== Work to be completed ==
List all the lines in these records that hold "JSON".

Data records
──────────

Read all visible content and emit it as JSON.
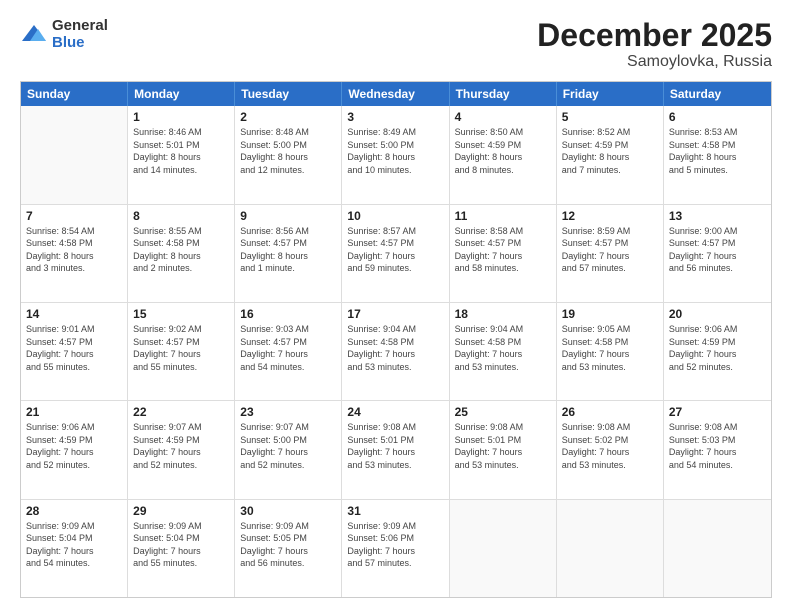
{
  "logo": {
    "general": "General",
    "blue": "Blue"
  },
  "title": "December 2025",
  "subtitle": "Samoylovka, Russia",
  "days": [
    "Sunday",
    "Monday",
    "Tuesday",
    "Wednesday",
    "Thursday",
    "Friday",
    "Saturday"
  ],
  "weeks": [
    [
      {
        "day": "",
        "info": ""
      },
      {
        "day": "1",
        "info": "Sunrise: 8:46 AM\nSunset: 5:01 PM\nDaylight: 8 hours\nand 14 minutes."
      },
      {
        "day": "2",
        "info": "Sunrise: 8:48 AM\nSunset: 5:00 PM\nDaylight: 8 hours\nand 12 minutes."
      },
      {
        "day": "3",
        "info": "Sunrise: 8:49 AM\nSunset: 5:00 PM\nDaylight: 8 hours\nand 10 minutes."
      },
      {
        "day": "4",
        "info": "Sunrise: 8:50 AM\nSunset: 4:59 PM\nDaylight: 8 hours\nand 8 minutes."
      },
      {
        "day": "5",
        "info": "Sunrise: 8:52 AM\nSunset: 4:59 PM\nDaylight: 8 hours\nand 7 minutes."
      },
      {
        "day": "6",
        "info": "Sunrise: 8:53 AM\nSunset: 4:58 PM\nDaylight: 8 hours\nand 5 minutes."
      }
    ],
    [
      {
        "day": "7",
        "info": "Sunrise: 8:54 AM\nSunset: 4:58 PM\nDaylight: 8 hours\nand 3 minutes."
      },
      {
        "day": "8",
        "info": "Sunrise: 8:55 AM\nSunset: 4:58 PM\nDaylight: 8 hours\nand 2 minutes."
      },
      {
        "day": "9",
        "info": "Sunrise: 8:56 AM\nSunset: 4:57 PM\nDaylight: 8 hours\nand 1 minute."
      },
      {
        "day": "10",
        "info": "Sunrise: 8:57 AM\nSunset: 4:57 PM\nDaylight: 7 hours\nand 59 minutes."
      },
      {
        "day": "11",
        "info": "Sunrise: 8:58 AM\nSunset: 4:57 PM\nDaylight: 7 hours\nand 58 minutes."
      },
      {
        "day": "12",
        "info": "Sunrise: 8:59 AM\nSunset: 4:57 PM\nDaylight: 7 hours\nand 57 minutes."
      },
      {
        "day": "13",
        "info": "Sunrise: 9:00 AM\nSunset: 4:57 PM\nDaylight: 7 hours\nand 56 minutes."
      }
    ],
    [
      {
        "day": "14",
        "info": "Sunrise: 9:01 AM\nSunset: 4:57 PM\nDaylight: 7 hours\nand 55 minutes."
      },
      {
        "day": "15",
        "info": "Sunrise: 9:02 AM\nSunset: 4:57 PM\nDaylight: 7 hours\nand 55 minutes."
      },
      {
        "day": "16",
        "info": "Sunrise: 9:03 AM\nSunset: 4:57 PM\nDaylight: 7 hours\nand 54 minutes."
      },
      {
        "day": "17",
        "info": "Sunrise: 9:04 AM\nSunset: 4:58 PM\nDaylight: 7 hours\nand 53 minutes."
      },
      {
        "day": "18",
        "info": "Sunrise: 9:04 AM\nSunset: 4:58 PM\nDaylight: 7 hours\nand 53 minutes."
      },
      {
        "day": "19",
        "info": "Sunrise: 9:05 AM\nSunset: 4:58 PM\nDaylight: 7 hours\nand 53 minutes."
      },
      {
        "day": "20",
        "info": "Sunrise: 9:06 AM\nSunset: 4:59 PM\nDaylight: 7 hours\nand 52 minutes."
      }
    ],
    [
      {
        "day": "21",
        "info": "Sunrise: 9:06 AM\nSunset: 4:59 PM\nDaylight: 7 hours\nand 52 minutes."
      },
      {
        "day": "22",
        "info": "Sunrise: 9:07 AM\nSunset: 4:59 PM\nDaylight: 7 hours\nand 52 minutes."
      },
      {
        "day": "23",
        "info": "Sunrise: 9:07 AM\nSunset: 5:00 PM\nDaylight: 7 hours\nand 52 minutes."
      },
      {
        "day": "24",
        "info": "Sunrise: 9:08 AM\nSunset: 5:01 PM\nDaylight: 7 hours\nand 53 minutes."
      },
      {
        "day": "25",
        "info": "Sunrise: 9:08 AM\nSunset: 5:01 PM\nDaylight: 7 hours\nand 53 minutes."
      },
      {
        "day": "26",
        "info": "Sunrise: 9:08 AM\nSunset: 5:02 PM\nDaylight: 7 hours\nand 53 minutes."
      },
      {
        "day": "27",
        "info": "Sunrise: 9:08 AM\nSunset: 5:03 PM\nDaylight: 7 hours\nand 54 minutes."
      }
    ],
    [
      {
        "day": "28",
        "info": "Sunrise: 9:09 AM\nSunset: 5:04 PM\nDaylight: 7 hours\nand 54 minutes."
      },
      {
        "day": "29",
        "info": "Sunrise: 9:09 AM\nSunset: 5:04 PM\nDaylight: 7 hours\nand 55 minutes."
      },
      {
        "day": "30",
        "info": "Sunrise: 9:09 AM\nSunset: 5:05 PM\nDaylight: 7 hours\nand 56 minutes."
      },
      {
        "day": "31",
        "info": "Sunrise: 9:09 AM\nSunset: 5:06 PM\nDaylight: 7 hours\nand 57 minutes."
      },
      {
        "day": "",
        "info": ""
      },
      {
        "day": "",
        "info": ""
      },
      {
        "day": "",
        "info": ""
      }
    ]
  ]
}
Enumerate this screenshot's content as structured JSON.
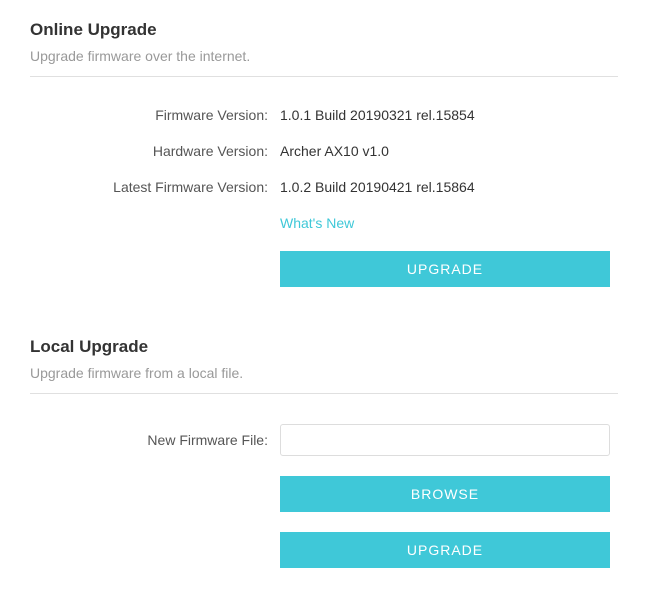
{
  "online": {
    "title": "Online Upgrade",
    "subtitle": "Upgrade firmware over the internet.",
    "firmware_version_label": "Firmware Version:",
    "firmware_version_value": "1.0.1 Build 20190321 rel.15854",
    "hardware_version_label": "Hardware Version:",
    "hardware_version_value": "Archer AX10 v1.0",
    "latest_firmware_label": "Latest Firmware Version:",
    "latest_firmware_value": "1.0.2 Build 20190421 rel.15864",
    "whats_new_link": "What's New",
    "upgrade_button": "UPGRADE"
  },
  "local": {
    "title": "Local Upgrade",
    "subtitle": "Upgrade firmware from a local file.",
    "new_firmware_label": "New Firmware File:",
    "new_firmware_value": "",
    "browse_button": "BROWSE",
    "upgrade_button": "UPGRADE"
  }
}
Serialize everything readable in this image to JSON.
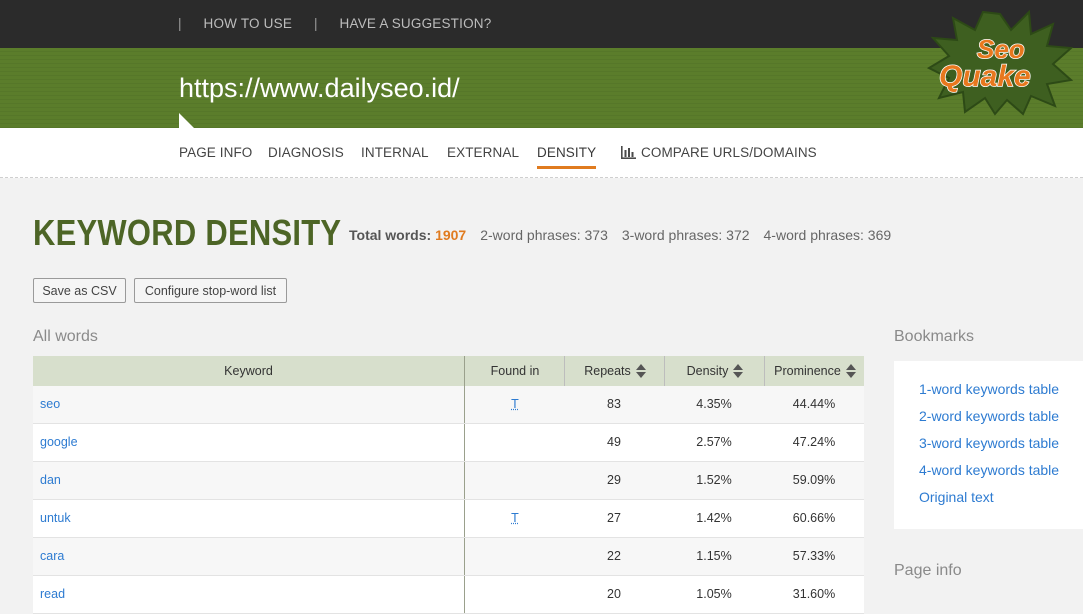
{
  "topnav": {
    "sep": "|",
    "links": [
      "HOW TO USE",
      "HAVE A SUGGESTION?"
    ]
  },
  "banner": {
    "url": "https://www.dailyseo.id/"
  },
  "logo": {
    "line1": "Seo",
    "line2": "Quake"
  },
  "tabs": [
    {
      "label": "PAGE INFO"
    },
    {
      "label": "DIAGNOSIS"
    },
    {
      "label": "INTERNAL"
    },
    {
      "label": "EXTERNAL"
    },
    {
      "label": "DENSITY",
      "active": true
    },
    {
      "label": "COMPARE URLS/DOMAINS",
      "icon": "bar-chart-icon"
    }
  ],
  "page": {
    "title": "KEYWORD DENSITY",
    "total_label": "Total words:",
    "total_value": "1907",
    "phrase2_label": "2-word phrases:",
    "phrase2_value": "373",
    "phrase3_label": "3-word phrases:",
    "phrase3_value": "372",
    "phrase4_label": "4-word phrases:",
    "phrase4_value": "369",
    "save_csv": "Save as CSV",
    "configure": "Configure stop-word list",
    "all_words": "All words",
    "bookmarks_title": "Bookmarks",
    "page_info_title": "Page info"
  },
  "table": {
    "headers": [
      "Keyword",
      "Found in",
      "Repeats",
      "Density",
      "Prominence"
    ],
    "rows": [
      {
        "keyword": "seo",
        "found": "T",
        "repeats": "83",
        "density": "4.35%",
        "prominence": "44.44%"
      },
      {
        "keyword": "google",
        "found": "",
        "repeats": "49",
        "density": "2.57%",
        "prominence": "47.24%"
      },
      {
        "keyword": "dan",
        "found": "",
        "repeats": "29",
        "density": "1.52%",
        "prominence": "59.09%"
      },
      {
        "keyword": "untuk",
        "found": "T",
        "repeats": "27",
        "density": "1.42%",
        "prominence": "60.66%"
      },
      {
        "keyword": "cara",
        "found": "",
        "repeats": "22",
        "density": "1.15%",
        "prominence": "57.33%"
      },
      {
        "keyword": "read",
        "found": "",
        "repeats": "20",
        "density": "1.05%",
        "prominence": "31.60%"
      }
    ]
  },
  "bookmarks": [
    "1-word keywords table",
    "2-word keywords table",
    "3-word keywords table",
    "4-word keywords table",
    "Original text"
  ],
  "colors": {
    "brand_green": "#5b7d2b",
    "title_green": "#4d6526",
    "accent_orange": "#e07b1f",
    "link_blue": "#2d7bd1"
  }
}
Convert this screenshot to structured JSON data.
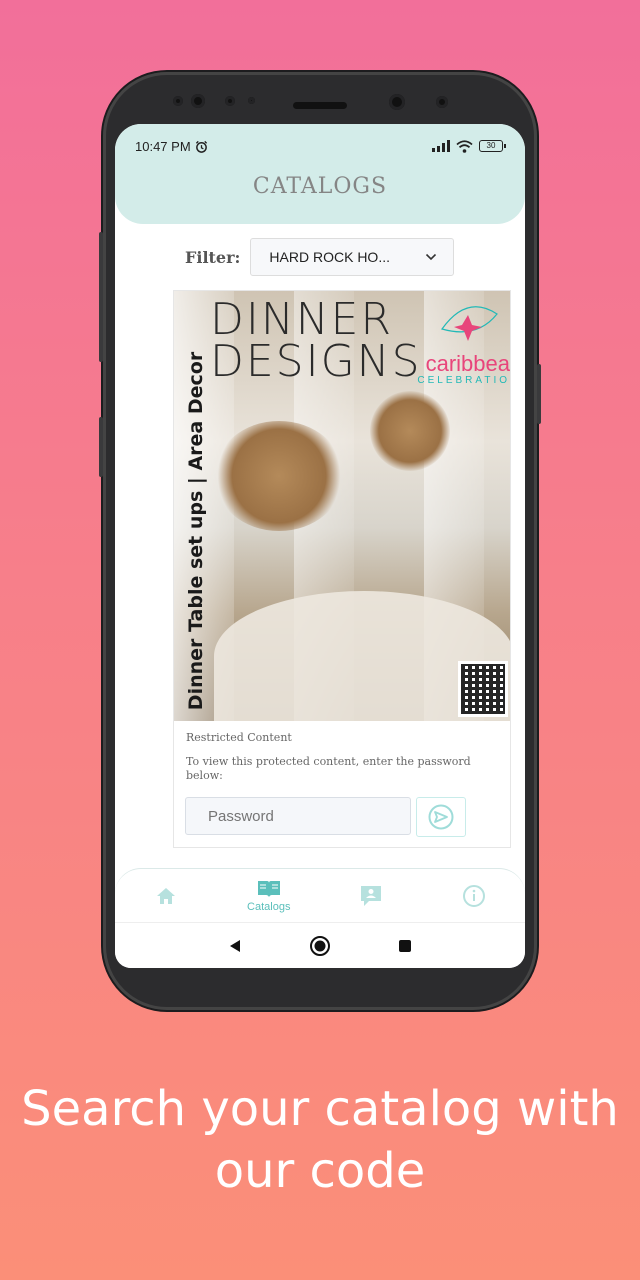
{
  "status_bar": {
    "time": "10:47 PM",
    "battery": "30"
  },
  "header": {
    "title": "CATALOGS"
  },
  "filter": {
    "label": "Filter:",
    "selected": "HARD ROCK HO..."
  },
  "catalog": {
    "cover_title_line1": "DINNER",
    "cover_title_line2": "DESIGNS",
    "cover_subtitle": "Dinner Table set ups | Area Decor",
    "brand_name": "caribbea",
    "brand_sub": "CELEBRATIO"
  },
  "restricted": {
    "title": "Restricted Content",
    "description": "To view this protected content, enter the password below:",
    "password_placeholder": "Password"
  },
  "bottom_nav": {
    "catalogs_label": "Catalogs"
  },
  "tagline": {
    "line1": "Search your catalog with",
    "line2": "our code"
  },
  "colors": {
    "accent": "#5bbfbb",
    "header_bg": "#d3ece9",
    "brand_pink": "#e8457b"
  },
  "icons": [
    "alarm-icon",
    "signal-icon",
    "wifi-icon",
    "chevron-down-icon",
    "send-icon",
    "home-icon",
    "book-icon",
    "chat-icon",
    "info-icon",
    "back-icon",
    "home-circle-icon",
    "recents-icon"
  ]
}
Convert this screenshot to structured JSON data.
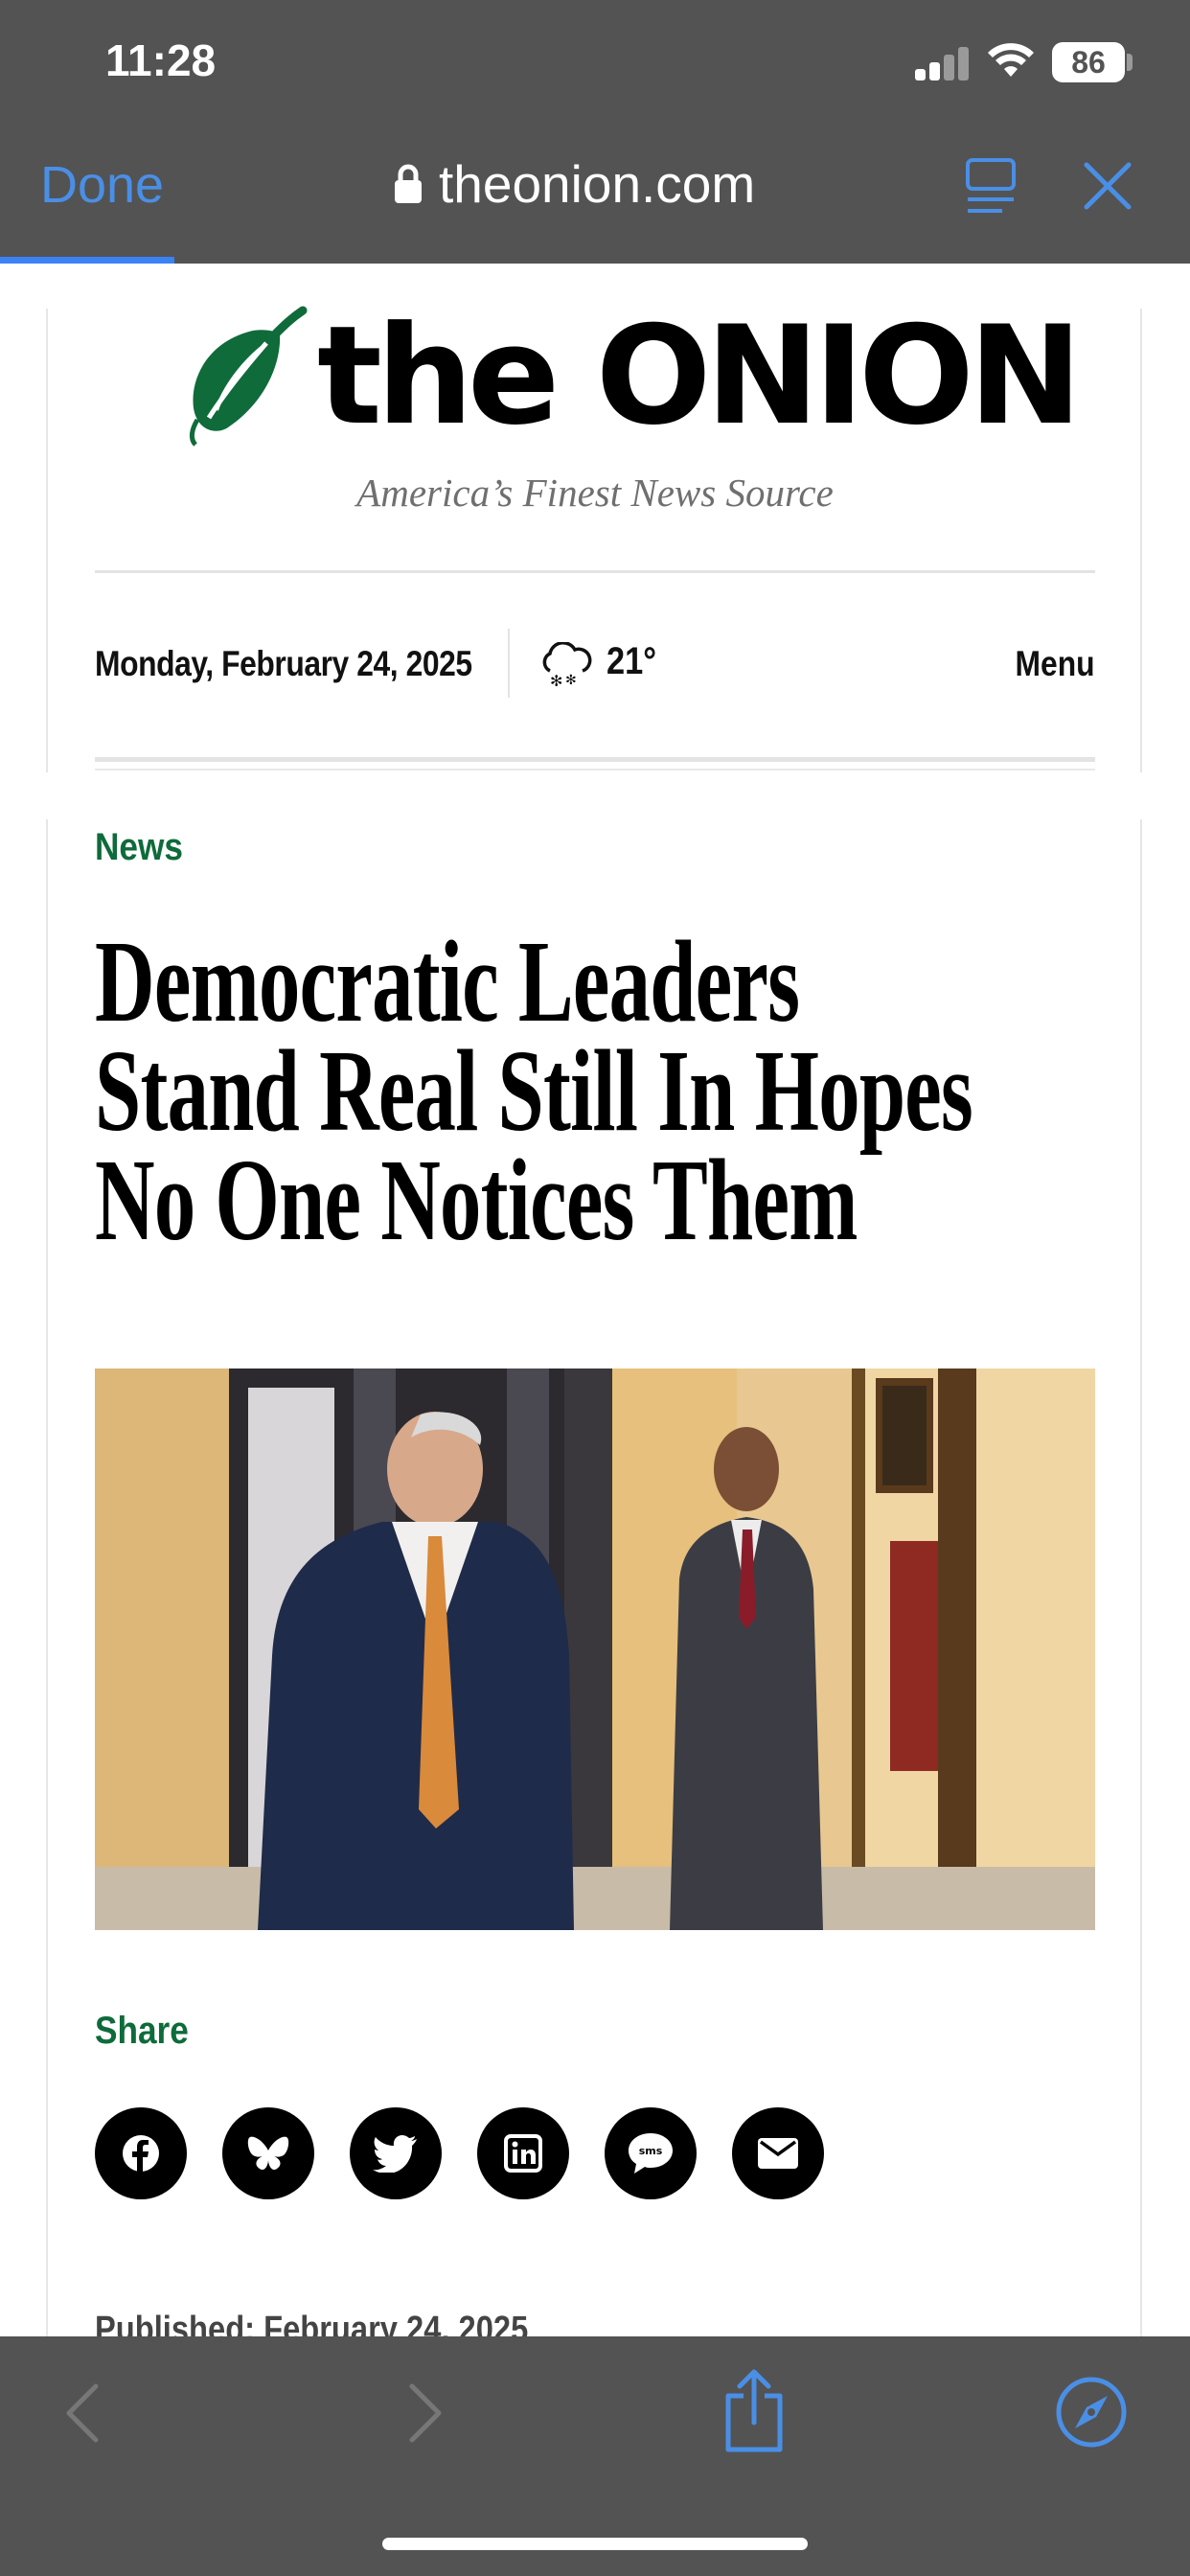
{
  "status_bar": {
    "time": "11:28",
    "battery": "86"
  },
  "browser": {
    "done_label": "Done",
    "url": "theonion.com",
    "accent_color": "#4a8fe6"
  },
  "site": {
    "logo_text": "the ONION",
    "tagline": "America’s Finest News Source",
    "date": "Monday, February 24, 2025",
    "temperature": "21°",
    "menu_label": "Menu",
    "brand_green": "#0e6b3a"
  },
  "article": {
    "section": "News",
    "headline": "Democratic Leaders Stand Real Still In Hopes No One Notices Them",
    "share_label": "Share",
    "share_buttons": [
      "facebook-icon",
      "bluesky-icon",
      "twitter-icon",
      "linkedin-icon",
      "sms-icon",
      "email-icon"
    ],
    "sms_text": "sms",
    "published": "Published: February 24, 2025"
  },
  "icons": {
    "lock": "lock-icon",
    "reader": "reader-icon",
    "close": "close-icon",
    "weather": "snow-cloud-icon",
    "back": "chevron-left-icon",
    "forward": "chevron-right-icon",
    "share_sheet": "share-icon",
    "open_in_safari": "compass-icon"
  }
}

──────────

== Correct result ==
Read all visible content and emit it as JSON.
Enumerate this screenshot's content as structured JSON.
Serialize everything readable in this image to JSON.
Convert this screenshot to structured JSON data.
Convert this screenshot to structured JSON data.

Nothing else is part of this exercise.